Requirements: Copy each line holding the string "this".

Supplied information:
---------------

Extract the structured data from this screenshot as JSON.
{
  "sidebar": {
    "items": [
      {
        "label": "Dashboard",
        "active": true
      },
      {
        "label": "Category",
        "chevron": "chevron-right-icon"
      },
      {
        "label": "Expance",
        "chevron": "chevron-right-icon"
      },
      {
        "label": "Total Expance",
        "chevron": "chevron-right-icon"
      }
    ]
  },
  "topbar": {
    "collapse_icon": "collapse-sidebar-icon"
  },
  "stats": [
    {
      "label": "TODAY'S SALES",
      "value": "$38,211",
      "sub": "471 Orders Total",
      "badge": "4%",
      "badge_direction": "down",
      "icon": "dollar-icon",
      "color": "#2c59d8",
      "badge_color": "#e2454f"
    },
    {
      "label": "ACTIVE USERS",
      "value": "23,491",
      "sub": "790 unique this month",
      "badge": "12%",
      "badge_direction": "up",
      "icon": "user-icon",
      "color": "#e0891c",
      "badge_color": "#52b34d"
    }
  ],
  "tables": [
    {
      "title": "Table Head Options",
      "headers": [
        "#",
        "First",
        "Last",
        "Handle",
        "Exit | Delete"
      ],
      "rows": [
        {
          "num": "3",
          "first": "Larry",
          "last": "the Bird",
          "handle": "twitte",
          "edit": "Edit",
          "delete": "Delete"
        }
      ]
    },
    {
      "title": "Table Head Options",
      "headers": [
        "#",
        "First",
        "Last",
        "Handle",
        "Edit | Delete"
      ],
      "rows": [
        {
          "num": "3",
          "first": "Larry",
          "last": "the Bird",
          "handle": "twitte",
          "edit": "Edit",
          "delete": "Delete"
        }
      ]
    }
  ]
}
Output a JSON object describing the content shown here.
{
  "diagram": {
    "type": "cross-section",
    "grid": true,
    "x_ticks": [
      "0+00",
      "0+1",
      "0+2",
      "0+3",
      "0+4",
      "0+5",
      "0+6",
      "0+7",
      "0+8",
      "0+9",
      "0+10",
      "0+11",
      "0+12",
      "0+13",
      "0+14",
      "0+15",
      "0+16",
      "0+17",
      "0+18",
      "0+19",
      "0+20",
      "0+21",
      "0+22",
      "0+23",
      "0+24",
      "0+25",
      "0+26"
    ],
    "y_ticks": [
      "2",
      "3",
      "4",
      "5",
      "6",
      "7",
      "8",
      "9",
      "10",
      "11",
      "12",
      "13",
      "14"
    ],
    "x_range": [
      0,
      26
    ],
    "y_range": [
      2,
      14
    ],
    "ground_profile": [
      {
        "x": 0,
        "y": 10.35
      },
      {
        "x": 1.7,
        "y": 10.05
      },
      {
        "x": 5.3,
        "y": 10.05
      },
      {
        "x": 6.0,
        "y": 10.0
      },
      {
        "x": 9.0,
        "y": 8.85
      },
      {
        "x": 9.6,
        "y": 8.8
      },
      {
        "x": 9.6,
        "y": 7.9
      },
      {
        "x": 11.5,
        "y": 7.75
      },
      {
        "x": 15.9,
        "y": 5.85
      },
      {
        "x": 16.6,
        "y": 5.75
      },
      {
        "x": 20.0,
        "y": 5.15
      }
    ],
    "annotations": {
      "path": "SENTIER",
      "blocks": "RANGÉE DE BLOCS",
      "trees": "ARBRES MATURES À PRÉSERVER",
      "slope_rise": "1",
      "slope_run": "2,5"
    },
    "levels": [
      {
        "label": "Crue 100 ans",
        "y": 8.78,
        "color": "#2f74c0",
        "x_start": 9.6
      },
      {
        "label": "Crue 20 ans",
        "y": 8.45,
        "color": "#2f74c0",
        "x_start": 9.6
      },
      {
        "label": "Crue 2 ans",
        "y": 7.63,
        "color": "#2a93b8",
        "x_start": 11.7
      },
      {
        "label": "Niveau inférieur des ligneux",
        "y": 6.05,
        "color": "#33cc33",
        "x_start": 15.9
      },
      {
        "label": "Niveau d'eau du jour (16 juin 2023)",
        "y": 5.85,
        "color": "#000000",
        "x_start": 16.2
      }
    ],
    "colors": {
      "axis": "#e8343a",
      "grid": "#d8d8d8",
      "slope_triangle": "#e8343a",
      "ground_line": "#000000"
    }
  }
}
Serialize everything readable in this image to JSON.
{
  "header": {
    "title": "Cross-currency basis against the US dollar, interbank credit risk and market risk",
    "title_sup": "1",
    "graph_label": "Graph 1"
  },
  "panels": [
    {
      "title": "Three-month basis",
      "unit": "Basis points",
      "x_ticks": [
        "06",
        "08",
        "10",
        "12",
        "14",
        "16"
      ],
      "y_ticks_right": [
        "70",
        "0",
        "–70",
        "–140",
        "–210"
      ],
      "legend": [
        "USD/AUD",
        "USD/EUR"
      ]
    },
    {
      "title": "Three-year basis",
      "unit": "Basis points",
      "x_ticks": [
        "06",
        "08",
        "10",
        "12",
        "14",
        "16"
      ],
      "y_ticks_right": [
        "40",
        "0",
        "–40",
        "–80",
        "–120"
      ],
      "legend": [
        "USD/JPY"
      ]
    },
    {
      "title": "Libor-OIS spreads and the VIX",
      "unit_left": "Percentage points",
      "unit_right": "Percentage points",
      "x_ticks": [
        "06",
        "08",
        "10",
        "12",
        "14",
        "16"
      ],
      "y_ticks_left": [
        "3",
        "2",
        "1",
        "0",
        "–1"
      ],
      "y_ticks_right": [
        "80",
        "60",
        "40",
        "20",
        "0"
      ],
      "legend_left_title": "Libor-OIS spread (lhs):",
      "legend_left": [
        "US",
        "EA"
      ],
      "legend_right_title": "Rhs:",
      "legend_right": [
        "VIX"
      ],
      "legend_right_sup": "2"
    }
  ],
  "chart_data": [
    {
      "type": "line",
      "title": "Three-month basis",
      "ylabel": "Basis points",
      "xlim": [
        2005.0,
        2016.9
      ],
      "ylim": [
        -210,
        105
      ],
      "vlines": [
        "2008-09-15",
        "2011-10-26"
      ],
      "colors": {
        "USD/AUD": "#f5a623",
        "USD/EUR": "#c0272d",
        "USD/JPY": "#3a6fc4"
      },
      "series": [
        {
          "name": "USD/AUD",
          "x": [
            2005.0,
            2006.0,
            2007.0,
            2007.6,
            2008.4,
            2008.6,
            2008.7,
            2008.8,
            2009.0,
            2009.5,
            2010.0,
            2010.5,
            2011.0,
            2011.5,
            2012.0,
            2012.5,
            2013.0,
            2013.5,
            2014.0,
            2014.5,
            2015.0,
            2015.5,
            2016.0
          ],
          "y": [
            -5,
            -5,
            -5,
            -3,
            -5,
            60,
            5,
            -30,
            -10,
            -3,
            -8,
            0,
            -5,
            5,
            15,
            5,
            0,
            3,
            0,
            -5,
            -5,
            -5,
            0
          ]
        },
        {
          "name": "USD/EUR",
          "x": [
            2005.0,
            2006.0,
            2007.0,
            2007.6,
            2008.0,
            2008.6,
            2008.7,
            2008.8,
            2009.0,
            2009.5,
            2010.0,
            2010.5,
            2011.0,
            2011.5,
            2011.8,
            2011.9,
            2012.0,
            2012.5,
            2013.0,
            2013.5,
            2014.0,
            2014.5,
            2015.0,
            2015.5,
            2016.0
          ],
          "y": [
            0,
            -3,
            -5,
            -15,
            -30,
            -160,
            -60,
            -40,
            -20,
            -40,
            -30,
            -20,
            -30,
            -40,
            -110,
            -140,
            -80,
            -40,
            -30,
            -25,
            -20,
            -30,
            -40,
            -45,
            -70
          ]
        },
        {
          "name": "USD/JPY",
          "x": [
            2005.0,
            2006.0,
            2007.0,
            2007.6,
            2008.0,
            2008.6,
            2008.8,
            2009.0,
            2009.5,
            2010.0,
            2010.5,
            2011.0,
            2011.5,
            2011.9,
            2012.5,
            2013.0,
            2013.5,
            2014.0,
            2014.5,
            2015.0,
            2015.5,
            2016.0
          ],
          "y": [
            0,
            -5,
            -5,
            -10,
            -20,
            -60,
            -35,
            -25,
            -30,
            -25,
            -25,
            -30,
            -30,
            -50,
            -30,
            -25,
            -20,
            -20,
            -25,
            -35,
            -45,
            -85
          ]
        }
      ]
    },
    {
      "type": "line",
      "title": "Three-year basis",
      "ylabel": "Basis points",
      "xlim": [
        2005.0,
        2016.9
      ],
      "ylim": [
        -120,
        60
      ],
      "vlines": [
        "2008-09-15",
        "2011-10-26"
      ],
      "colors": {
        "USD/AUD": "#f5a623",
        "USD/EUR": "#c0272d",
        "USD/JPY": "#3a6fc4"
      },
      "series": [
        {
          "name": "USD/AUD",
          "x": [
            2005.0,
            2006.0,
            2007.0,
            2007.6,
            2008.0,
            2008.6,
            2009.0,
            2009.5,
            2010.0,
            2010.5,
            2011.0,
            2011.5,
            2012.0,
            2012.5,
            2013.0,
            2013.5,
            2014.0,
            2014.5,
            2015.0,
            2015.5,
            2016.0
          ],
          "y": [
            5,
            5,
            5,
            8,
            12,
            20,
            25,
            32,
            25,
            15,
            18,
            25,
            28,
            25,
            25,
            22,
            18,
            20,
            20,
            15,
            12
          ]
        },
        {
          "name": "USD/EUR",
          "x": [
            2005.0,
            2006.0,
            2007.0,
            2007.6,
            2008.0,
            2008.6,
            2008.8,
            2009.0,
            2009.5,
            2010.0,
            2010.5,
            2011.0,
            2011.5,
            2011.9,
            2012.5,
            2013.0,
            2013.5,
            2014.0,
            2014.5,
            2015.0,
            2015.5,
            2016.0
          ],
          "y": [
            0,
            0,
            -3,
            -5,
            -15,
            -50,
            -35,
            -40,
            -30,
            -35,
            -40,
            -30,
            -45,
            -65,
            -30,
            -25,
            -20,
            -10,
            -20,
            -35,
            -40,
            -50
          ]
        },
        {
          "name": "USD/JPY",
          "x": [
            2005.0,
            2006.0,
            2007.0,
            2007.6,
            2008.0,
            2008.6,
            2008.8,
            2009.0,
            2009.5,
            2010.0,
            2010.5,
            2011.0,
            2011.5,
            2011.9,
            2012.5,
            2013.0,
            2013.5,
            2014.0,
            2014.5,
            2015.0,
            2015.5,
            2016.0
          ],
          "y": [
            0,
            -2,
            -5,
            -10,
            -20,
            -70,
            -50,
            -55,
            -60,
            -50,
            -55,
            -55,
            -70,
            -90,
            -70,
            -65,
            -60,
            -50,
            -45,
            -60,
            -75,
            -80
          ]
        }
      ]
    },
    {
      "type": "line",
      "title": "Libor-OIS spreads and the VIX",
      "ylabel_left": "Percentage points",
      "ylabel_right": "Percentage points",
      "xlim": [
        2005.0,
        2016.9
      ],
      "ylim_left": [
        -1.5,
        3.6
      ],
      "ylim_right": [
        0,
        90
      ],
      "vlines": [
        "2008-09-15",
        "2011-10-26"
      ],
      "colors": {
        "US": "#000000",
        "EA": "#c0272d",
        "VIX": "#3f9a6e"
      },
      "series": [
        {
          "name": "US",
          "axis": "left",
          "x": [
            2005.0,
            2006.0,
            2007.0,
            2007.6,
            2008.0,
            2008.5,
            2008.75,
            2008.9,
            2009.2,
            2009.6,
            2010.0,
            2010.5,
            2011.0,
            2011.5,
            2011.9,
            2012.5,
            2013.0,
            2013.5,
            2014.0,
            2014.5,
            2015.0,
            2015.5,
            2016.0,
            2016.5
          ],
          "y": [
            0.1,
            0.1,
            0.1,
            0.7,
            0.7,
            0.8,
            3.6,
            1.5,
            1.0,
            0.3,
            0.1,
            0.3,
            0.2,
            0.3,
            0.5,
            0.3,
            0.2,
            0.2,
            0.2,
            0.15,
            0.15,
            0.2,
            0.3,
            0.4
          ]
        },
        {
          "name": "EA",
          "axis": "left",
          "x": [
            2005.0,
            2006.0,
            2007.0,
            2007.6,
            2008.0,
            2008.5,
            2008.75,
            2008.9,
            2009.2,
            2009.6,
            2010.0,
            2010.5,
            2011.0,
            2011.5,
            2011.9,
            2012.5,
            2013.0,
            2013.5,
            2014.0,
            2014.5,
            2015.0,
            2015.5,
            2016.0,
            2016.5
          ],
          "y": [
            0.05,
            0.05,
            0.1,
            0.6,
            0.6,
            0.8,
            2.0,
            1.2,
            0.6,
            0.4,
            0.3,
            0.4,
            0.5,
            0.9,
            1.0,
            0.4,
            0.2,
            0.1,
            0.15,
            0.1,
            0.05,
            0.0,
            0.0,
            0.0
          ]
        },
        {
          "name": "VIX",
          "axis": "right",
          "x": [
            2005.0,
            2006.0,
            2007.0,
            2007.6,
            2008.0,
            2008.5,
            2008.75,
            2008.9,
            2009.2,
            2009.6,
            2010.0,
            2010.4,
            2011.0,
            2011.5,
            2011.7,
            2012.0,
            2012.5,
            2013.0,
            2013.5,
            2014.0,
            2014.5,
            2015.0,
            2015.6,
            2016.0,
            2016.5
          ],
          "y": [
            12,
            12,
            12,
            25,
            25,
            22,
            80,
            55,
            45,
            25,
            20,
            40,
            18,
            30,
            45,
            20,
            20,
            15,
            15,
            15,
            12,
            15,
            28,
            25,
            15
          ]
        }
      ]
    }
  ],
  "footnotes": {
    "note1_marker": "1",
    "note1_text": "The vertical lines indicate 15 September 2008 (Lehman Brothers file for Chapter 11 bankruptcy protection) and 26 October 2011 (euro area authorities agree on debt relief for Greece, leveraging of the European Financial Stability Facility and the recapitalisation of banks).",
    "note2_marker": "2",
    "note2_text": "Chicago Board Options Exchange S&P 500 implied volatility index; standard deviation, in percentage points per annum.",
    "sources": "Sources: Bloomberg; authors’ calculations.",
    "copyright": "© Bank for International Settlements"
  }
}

---------------

Correct answer:
Extract the structured data from this screenshot as JSON.
      "sub": "790 unique this month",
Serialize everything readable in this image to JSON.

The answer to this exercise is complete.